Copy all records verbatim.

[Figure collection entries]
§ §

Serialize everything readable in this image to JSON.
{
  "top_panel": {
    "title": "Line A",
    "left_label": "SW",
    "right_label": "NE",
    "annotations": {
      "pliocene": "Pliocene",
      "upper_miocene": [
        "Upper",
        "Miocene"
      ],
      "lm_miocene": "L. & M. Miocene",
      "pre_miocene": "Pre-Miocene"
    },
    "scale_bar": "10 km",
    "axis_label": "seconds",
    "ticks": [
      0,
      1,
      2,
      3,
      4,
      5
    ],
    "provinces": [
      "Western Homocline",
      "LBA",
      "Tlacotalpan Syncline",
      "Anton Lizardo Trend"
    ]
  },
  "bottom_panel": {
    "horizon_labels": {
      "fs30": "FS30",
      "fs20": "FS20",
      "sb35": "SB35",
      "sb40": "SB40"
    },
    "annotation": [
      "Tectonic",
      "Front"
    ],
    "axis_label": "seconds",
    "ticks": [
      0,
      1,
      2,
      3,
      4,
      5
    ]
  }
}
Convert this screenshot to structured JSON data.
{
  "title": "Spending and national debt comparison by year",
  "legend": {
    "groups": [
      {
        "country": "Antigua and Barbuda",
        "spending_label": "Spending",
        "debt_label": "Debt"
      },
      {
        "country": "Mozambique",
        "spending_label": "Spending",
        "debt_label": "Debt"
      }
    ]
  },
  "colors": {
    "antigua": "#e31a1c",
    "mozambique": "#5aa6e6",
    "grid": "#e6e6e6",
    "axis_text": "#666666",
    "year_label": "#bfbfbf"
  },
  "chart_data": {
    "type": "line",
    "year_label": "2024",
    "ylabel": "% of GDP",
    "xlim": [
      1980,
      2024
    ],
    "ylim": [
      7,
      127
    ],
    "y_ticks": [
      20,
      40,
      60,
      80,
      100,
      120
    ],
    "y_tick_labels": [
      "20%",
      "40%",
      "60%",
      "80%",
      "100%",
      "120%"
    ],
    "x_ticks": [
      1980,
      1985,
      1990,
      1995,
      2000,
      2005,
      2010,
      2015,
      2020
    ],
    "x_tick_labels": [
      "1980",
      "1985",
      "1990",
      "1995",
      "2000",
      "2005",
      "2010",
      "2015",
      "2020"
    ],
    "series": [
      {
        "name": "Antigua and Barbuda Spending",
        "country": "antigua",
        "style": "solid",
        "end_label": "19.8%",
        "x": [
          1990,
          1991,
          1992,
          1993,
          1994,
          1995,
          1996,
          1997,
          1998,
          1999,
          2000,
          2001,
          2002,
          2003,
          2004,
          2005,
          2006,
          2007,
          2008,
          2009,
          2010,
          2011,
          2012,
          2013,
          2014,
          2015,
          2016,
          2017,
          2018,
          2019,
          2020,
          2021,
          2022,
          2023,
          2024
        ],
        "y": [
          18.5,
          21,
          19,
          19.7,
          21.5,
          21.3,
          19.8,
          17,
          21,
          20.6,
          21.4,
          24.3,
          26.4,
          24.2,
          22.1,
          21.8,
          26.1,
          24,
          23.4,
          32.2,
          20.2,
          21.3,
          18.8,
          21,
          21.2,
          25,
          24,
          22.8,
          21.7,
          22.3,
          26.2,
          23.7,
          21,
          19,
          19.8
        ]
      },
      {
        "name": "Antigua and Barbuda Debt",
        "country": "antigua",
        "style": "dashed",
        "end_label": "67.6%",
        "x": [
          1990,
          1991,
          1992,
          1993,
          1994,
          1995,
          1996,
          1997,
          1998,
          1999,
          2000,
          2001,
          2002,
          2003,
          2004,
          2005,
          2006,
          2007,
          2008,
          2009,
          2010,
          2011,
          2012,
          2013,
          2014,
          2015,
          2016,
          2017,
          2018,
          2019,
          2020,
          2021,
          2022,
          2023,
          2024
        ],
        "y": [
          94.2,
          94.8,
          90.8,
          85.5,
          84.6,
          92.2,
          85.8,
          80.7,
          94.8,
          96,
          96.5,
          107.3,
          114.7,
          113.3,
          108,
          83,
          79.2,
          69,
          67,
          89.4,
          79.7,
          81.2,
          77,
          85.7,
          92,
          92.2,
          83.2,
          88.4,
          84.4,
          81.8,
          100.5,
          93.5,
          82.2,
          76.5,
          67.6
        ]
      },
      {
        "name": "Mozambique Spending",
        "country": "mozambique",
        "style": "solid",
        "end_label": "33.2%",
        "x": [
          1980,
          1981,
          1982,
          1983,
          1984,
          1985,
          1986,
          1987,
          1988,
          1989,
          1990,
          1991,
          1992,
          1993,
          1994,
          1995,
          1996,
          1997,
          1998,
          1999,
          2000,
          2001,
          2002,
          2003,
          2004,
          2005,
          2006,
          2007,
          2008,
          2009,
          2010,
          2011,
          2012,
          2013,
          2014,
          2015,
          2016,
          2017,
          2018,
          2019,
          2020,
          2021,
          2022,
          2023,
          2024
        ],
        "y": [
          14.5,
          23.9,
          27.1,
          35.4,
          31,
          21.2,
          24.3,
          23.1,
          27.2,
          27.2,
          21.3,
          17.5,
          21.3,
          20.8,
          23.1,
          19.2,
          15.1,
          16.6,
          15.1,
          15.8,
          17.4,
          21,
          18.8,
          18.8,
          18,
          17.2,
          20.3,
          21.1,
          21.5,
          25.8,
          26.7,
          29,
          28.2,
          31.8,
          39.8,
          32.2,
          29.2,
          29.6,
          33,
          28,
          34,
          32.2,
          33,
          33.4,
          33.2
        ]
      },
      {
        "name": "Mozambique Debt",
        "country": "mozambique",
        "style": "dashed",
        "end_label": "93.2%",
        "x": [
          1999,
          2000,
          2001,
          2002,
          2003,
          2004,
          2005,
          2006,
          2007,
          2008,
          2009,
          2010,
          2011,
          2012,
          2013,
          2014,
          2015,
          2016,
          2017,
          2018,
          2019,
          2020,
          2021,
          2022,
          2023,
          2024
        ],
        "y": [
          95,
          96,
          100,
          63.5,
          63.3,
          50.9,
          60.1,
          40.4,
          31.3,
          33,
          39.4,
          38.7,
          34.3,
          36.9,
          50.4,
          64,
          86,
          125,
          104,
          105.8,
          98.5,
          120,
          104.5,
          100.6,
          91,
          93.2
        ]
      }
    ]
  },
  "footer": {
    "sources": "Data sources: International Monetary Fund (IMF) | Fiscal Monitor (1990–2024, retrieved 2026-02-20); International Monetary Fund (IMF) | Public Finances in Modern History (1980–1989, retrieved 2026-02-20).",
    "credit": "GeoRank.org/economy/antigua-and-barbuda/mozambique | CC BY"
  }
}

§ §

# RESULT
Serialize everything readable in this image to JSON.
{
  "top_panel": {
    "title": "Line A",
    "left_label": "SW",
    "right_label": "NE",
    "annotations": {
      "pliocene": "Pliocene",
      "upper_miocene": [
        "Upper",
        "Miocene"
      ],
      "lm_miocene": "L. & M. Miocene",
      "pre_miocene": "Pre-Miocene"
    },
    "scale_bar": "10 km",
    "axis_label": "seconds",
    "ticks": [
      0,
      1,
      2,
      3,
      4,
      5
    ],
    "provinces": [
      "Western Homocline",
      "LBA",
      "Tlacotalpan Syncline",
      "Anton Lizardo Trend"
    ]
  },
  "bottom_panel": {
    "horizon_labels": {
      "fs30": "FS30",
      "fs20": "FS20",
      "sb35": "SB35",
      "sb40": "SB40"
    },
    "annotation": [
      "Tectonic",
      "Front"
    ],
    "axis_label": "seconds",
    "ticks": [
      0,
      1,
      2,
      3,
      4,
      5
    ]
  }
}
Convert this screenshot to structured JSON data.
{
  "title": "Spending and national debt comparison by year",
  "legend": {
    "groups": [
      {
        "country": "Antigua and Barbuda",
        "spending_label": "Spending",
        "debt_label": "Debt"
      },
      {
        "country": "Mozambique",
        "spending_label": "Spending",
        "debt_label": "Debt"
      }
    ]
  },
  "colors": {
    "antigua": "#e31a1c",
    "mozambique": "#5aa6e6",
    "grid": "#e6e6e6",
    "axis_text": "#666666",
    "year_label": "#bfbfbf"
  },
  "chart_data": {
    "type": "line",
    "year_label": "2024",
    "ylabel": "% of GDP",
    "xlim": [
      1980,
      2024
    ],
    "ylim": [
      7,
      127
    ],
    "y_ticks": [
      20,
      40,
      60,
      80,
      100,
      120
    ],
    "y_tick_labels": [
      "20%",
      "40%",
      "60%",
      "80%",
      "100%",
      "120%"
    ],
    "x_ticks": [
      1980,
      1985,
      1990,
      1995,
      2000,
      2005,
      2010,
      2015,
      2020
    ],
    "x_tick_labels": [
      "1980",
      "1985",
      "1990",
      "1995",
      "2000",
      "2005",
      "2010",
      "2015",
      "2020"
    ],
    "series": [
      {
        "name": "Antigua and Barbuda Spending",
        "country": "antigua",
        "style": "solid",
        "end_label": "19.8%",
        "x": [
          1990,
          1991,
          1992,
          1993,
          1994,
          1995,
          1996,
          1997,
          1998,
          1999,
          2000,
          2001,
          2002,
          2003,
          2004,
          2005,
          2006,
          2007,
          2008,
          2009,
          2010,
          2011,
          2012,
          2013,
          2014,
          2015,
          2016,
          2017,
          2018,
          2019,
          2020,
          2021,
          2022,
          2023,
          2024
        ],
        "y": [
          18.5,
          21,
          19,
          19.7,
          21.5,
          21.3,
          19.8,
          17,
          21,
          20.6,
          21.4,
          24.3,
          26.4,
          24.2,
          22.1,
          21.8,
          26.1,
          24,
          23.4,
          32.2,
          20.2,
          21.3,
          18.8,
          21,
          21.2,
          25,
          24,
          22.8,
          21.7,
          22.3,
          26.2,
          23.7,
          21,
          19,
          19.8
        ]
      },
      {
        "name": "Antigua and Barbuda Debt",
        "country": "antigua",
        "style": "dashed",
        "end_label": "67.6%",
        "x": [
          1990,
          1991,
          1992,
          1993,
          1994,
          1995,
          1996,
          1997,
          1998,
          1999,
          2000,
          2001,
          2002,
          2003,
          2004,
          2005,
          2006,
          2007,
          2008,
          2009,
          2010,
          2011,
          2012,
          2013,
          2014,
          2015,
          2016,
          2017,
          2018,
          2019,
          2020,
          2021,
          2022,
          2023,
          2024
        ],
        "y": [
          94.2,
          94.8,
          90.8,
          85.5,
          84.6,
          92.2,
          85.8,
          80.7,
          94.8,
          96,
          96.5,
          107.3,
          114.7,
          113.3,
          108,
          83,
          79.2,
          69,
          67,
          89.4,
          79.7,
          81.2,
          77,
          85.7,
          92,
          92.2,
          83.2,
          88.4,
          84.4,
          81.8,
          100.5,
          93.5,
          82.2,
          76.5,
          67.6
        ]
      },
      {
        "name": "Mozambique Spending",
        "country": "mozambique",
        "style": "solid",
        "end_label": "33.2%",
        "x": [
          1980,
          1981,
          1982,
          1983,
          1984,
          1985,
          1986,
          1987,
          1988,
          1989,
          1990,
          1991,
          1992,
          1993,
          1994,
          1995,
          1996,
          1997,
          1998,
          1999,
          2000,
          2001,
          2002,
          2003,
          2004,
          2005,
          2006,
          2007,
          2008,
          2009,
          2010,
          2011,
          2012,
          2013,
          2014,
          2015,
          2016,
          2017,
          2018,
          2019,
          2020,
          2021,
          2022,
          2023,
          2024
        ],
        "y": [
          14.5,
          23.9,
          27.1,
          35.4,
          31,
          21.2,
          24.3,
          23.1,
          27.2,
          27.2,
          21.3,
          17.5,
          21.3,
          20.8,
          23.1,
          19.2,
          15.1,
          16.6,
          15.1,
          15.8,
          17.4,
          21,
          18.8,
          18.8,
          18,
          17.2,
          20.3,
          21.1,
          21.5,
          25.8,
          26.7,
          29,
          28.2,
          31.8,
          39.8,
          32.2,
          29.2,
          29.6,
          33,
          28,
          34,
          32.2,
          33,
          33.4,
          33.2
        ]
      },
      {
        "name": "Mozambique Debt",
        "country": "mozambique",
        "style": "dashed",
        "end_label": "93.2%",
        "x": [
          1999,
          2000,
          2001,
          2002,
          2003,
          2004,
          2005,
          2006,
          2007,
          2008,
          2009,
          2010,
          2011,
          2012,
          2013,
          2014,
          2015,
          2016,
          2017,
          2018,
          2019,
          2020,
          2021,
          2022,
          2023,
          2024
        ],
        "y": [
          95,
          96,
          100,
          63.5,
          63.3,
          50.9,
          60.1,
          40.4,
          31.3,
          33,
          39.4,
          38.7,
          34.3,
          36.9,
          50.4,
          64,
          86,
          125,
          104,
          105.8,
          98.5,
          120,
          104.5,
          100.6,
          91,
          93.2
        ]
      }
    ]
  },
  "footer": {
    "sources": "Data sources: International Monetary Fund (IMF) | Fiscal Monitor (1990–2024, retrieved 2026-02-20); International Monetary Fund (IMF) | Public Finances in Modern History (1980–1989, retrieved 2026-02-20).",
    "credit": "GeoRank.org/economy/antigua-and-barbuda/mozambique | CC BY"
  }
}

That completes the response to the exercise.